GIVEN PROBLEM: Search the listing for "this" and copy every line where it appears.

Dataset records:
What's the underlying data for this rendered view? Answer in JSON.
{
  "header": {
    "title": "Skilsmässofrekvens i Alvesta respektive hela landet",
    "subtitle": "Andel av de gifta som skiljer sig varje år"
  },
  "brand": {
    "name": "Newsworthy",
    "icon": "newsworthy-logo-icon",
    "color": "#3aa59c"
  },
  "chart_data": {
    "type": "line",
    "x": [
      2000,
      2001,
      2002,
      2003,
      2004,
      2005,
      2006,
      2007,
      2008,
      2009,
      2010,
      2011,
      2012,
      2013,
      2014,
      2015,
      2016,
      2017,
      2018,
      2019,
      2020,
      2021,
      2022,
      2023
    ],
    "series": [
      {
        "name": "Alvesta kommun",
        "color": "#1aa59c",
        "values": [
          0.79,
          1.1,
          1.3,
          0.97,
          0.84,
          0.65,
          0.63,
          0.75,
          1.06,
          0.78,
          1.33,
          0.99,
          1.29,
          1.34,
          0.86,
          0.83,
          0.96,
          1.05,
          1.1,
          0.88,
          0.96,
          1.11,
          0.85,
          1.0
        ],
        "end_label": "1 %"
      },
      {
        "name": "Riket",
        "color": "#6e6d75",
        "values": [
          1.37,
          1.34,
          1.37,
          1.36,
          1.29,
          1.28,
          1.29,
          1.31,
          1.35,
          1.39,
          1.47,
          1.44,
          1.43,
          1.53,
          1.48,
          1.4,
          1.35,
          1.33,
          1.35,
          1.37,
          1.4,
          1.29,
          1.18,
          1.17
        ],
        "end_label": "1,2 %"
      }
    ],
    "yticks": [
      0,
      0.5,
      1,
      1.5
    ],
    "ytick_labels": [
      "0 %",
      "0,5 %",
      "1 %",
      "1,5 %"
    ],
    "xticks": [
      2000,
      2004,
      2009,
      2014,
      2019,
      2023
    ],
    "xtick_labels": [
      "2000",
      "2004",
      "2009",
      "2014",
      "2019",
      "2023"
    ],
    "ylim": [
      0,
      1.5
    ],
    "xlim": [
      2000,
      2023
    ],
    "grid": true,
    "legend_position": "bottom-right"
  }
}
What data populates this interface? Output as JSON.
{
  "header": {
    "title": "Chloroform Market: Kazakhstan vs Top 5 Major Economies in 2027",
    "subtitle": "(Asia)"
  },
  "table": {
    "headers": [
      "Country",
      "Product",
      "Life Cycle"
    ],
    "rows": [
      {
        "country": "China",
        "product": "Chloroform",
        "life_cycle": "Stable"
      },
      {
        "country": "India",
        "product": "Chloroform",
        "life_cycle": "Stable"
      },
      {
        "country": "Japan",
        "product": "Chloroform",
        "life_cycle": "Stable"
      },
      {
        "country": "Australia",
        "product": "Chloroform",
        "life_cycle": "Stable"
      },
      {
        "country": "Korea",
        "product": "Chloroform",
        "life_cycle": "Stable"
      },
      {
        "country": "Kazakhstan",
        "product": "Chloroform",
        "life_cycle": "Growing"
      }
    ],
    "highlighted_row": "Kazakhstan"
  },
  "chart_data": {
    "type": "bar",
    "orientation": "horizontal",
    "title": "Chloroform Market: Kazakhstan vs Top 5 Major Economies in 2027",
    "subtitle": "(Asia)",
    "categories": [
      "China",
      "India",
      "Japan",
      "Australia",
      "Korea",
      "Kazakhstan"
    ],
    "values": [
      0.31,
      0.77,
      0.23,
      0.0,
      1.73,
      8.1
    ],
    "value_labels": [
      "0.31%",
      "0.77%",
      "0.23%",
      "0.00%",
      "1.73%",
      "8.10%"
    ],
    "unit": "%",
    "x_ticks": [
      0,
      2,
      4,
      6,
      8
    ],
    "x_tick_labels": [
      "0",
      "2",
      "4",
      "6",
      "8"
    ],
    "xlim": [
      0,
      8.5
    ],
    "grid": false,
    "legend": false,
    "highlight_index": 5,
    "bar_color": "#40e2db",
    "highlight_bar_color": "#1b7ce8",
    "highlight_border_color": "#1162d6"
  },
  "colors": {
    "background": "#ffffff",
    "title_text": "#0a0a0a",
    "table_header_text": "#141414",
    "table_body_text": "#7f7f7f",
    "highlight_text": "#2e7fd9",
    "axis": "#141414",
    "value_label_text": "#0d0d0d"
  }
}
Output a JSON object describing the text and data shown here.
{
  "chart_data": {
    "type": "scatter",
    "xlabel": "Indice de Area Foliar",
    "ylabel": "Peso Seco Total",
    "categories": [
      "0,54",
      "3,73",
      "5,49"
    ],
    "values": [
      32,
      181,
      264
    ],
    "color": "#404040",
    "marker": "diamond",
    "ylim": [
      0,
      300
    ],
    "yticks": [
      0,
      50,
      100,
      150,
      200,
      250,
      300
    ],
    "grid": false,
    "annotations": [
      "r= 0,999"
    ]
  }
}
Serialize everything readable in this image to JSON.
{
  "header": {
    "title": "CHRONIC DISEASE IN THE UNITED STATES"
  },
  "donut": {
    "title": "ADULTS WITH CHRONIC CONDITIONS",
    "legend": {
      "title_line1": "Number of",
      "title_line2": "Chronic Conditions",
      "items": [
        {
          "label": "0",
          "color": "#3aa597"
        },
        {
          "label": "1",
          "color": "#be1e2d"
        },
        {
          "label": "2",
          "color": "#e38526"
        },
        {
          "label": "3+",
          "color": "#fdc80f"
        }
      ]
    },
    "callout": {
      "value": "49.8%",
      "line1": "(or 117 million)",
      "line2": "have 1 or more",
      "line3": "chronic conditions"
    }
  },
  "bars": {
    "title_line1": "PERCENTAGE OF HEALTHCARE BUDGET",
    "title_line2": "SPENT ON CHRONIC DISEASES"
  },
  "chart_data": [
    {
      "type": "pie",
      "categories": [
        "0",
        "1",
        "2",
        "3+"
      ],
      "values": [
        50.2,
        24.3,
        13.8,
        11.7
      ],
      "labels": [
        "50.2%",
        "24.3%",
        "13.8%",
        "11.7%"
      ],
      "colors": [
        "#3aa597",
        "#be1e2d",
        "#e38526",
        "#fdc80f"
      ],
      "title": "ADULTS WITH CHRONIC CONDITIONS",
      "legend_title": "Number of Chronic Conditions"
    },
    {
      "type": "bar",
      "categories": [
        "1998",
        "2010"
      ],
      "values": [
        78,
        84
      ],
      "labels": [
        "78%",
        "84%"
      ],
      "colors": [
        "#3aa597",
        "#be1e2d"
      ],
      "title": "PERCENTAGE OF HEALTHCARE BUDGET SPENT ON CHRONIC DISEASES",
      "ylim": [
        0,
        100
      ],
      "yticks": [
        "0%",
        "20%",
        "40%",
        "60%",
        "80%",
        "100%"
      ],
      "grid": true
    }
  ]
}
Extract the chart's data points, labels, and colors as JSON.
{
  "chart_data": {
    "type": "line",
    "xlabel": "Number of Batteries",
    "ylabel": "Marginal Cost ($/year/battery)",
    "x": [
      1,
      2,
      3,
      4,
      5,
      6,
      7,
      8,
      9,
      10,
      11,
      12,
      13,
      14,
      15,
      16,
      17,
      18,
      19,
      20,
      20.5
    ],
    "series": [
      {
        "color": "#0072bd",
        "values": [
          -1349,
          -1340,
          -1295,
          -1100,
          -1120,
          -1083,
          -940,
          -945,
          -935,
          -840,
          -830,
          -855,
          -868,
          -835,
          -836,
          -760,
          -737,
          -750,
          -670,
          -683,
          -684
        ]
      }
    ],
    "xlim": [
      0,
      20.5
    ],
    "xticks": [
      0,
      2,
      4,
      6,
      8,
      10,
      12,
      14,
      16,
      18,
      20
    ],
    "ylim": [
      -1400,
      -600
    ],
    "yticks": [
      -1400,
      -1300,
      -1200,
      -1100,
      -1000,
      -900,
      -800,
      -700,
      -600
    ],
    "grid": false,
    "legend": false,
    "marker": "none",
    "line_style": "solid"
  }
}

EXERCISE RESPONSE:
What's the underlying data for this rendered view? Answer in JSON.
What data populates this interface? Output as JSON.
Serialize everything readable in this image to JSON.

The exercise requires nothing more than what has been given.